* **Exercise objective**
Return all lines that include the string "type".

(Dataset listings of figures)
* Start *
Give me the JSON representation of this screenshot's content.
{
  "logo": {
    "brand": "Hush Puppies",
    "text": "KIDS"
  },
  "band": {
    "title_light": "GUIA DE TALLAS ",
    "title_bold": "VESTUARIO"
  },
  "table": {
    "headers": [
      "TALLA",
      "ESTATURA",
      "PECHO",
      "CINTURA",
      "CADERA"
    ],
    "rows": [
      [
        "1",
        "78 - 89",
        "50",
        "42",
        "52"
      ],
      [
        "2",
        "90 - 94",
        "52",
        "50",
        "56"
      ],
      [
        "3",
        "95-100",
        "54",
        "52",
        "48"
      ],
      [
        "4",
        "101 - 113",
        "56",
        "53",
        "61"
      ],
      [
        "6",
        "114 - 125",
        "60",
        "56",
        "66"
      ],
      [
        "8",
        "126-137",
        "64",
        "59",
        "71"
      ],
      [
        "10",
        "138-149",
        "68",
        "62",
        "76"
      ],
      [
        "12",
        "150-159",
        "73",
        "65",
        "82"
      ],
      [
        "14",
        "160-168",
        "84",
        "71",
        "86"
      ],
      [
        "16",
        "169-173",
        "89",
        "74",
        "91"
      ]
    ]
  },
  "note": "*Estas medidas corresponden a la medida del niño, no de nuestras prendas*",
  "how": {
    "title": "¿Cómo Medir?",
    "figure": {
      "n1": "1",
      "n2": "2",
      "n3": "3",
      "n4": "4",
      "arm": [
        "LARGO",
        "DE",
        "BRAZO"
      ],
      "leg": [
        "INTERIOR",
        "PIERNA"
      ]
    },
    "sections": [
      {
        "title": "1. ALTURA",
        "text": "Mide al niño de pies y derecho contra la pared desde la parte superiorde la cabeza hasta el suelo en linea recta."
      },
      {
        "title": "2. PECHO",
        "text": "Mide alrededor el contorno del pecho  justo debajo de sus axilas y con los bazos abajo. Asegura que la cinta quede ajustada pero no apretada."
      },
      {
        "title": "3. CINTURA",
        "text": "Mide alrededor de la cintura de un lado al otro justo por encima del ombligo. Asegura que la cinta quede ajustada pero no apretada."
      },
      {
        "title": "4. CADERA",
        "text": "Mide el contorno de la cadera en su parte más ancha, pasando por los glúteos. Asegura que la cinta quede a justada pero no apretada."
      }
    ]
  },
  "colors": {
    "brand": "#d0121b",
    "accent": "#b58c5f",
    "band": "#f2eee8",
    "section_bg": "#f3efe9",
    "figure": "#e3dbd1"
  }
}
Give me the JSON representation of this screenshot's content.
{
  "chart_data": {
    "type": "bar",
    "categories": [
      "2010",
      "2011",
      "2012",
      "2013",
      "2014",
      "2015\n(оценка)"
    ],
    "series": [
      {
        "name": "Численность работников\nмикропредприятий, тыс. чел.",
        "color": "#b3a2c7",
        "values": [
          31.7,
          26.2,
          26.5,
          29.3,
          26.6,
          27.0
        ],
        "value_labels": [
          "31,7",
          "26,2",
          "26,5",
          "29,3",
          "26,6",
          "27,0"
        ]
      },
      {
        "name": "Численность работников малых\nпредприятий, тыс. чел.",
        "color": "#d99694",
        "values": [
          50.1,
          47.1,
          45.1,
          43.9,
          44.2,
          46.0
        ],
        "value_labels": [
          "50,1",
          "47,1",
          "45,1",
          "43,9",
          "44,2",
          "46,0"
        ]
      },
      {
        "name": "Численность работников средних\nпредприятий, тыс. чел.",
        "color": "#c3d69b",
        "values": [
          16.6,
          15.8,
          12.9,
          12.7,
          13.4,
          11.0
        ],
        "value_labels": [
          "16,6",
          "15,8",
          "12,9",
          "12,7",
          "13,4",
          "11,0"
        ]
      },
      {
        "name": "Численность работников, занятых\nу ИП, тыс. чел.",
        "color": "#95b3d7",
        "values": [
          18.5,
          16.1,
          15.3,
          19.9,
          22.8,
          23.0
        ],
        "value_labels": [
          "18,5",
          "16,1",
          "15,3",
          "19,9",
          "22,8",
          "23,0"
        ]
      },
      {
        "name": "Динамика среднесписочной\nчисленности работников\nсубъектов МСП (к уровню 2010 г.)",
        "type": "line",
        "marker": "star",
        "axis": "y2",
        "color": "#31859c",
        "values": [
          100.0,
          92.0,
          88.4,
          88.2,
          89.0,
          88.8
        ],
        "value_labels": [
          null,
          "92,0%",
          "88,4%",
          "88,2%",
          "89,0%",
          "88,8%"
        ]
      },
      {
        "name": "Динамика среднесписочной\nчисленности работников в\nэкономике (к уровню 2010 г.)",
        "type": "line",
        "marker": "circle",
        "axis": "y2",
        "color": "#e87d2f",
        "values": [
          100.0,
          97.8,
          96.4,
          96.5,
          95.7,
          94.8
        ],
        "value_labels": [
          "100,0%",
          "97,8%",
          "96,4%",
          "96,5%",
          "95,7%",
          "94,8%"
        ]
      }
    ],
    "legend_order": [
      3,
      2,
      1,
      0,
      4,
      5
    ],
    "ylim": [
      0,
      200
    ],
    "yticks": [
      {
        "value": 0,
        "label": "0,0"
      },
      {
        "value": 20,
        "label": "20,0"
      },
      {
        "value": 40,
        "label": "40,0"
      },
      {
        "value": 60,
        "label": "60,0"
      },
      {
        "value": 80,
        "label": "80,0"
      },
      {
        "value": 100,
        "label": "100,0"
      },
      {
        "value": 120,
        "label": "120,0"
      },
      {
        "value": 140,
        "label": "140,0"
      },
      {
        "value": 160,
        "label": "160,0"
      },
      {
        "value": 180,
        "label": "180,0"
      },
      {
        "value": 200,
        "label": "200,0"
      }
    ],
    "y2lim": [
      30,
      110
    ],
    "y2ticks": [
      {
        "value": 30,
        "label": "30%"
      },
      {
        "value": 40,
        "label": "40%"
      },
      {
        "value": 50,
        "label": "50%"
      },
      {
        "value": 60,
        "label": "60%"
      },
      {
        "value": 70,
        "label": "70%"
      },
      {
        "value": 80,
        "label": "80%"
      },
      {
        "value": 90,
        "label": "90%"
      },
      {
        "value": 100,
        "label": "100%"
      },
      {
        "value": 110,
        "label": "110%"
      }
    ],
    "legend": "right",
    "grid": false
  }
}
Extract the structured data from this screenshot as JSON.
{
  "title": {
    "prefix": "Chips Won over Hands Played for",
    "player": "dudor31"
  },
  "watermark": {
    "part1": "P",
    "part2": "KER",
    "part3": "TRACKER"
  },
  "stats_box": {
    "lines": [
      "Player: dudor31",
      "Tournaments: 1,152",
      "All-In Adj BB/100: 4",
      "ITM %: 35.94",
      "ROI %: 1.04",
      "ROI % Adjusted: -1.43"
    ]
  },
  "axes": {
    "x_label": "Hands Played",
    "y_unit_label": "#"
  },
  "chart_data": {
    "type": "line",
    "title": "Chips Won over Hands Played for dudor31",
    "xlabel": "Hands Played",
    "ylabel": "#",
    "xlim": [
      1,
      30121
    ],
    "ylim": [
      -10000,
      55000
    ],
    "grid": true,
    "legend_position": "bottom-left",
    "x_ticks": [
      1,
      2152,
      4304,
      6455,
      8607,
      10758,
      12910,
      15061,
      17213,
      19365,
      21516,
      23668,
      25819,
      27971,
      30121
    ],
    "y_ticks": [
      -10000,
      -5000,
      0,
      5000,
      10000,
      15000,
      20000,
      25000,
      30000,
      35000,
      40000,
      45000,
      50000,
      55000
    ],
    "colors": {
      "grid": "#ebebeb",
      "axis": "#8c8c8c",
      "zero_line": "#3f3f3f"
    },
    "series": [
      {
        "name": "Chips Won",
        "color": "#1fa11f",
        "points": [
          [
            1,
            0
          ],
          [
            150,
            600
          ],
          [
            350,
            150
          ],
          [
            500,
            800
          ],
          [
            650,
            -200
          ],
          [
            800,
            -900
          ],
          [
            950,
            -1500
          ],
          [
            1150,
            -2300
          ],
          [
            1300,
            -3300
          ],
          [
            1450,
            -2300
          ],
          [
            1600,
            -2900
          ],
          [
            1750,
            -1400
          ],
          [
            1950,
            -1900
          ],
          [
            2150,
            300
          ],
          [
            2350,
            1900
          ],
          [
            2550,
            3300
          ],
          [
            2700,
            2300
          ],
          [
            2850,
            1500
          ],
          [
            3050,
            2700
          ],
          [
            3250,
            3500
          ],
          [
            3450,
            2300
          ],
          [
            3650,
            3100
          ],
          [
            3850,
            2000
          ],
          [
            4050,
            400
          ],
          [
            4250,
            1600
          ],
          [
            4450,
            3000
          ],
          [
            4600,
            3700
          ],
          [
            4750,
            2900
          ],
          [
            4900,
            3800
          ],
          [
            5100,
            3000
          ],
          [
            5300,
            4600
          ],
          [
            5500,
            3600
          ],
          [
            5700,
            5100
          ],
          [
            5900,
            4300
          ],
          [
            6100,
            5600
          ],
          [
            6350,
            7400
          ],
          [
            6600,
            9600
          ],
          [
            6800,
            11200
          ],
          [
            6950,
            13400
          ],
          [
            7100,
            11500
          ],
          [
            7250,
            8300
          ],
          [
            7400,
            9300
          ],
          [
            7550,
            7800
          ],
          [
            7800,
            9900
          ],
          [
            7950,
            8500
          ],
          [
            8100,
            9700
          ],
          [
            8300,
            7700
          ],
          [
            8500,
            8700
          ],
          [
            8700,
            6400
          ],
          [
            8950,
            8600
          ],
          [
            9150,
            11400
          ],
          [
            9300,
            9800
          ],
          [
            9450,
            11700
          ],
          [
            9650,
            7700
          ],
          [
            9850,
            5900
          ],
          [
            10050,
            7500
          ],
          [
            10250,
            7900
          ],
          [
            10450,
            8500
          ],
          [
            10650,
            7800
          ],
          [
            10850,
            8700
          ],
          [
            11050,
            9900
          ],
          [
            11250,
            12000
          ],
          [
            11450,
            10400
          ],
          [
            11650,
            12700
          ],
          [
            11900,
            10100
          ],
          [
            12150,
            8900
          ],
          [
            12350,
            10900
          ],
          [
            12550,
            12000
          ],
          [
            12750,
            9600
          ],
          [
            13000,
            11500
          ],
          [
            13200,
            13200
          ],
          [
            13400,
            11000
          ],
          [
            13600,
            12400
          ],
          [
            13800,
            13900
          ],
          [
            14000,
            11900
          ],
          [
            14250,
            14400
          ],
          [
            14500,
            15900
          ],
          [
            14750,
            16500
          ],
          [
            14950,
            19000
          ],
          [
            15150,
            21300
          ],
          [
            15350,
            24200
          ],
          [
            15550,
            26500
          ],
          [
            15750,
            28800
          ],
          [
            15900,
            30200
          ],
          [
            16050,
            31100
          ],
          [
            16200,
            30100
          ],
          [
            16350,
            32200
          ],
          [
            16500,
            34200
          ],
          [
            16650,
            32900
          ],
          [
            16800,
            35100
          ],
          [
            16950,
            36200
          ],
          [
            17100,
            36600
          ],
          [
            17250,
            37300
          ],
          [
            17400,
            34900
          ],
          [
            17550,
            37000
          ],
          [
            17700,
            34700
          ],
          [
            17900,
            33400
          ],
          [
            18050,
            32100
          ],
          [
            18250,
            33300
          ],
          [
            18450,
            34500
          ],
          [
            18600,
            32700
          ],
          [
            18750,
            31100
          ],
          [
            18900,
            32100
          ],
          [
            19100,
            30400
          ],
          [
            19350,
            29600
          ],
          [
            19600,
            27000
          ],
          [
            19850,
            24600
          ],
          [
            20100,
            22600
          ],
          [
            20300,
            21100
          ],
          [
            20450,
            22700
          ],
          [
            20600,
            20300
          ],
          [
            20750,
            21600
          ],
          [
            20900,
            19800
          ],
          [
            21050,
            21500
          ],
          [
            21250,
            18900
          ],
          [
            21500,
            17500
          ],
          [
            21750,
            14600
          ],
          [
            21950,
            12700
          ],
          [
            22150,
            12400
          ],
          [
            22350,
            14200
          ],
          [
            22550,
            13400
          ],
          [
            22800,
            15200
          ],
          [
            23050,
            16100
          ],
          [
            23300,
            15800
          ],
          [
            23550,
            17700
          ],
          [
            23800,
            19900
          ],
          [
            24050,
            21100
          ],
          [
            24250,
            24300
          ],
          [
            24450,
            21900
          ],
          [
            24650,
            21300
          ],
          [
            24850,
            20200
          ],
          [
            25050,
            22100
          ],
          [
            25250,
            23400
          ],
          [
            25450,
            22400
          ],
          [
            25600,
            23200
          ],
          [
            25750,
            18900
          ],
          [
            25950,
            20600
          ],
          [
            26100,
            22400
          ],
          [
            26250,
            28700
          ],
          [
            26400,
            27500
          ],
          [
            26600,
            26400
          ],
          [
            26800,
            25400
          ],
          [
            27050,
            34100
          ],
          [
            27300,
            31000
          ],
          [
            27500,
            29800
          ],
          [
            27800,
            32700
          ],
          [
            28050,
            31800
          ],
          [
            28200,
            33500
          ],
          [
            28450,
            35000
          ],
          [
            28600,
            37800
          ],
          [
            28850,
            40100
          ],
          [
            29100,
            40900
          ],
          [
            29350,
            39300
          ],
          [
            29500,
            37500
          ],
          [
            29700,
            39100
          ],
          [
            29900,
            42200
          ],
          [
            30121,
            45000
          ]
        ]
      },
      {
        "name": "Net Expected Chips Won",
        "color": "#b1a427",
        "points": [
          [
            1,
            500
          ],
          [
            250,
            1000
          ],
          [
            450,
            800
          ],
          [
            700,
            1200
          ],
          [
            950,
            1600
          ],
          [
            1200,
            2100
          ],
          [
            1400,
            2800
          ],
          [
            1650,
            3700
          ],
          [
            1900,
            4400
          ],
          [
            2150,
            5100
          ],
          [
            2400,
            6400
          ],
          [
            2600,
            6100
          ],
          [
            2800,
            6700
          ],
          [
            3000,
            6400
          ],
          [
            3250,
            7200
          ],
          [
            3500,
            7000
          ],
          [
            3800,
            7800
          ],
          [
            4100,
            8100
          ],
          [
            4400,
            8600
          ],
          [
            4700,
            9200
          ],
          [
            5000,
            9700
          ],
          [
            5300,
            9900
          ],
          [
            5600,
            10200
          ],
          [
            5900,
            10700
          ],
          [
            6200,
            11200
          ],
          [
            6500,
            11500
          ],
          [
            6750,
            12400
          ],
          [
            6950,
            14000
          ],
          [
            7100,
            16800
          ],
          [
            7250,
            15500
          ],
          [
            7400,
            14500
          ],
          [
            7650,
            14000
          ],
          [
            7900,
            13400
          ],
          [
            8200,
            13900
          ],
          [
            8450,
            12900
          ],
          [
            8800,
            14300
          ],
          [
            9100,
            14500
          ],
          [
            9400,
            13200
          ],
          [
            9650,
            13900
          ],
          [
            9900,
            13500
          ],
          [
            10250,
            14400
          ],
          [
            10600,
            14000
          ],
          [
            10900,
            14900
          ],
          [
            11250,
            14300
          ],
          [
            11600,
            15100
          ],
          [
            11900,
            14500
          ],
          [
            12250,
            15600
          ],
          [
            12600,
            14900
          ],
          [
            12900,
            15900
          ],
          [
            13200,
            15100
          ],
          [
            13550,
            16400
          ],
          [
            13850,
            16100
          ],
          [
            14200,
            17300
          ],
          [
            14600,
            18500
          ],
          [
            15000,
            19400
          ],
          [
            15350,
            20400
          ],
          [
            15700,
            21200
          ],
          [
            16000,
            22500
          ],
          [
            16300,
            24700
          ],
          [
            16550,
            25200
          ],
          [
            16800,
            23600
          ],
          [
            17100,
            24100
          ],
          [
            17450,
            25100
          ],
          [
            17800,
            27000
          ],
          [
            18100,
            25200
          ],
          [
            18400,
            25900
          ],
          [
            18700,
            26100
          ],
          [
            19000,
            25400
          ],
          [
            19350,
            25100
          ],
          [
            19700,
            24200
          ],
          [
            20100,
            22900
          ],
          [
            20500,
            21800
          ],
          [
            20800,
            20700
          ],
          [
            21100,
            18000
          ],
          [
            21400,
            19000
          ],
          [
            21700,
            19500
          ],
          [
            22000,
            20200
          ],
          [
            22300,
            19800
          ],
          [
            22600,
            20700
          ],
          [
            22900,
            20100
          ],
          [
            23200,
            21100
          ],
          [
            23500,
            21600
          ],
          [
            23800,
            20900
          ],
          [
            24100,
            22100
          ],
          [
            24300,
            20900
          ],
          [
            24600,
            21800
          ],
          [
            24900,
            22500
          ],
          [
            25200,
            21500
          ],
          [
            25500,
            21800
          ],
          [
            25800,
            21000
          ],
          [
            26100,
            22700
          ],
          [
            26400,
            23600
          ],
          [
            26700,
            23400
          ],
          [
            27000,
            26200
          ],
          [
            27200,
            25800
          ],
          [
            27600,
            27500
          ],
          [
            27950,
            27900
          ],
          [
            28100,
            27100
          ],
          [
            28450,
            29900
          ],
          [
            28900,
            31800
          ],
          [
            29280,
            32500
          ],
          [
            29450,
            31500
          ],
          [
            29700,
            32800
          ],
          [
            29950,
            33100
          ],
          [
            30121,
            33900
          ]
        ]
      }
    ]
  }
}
* End *
* **Output of the task**
    "type": "bar",
        "type": "line",
        "type": "line",
    "type": "line",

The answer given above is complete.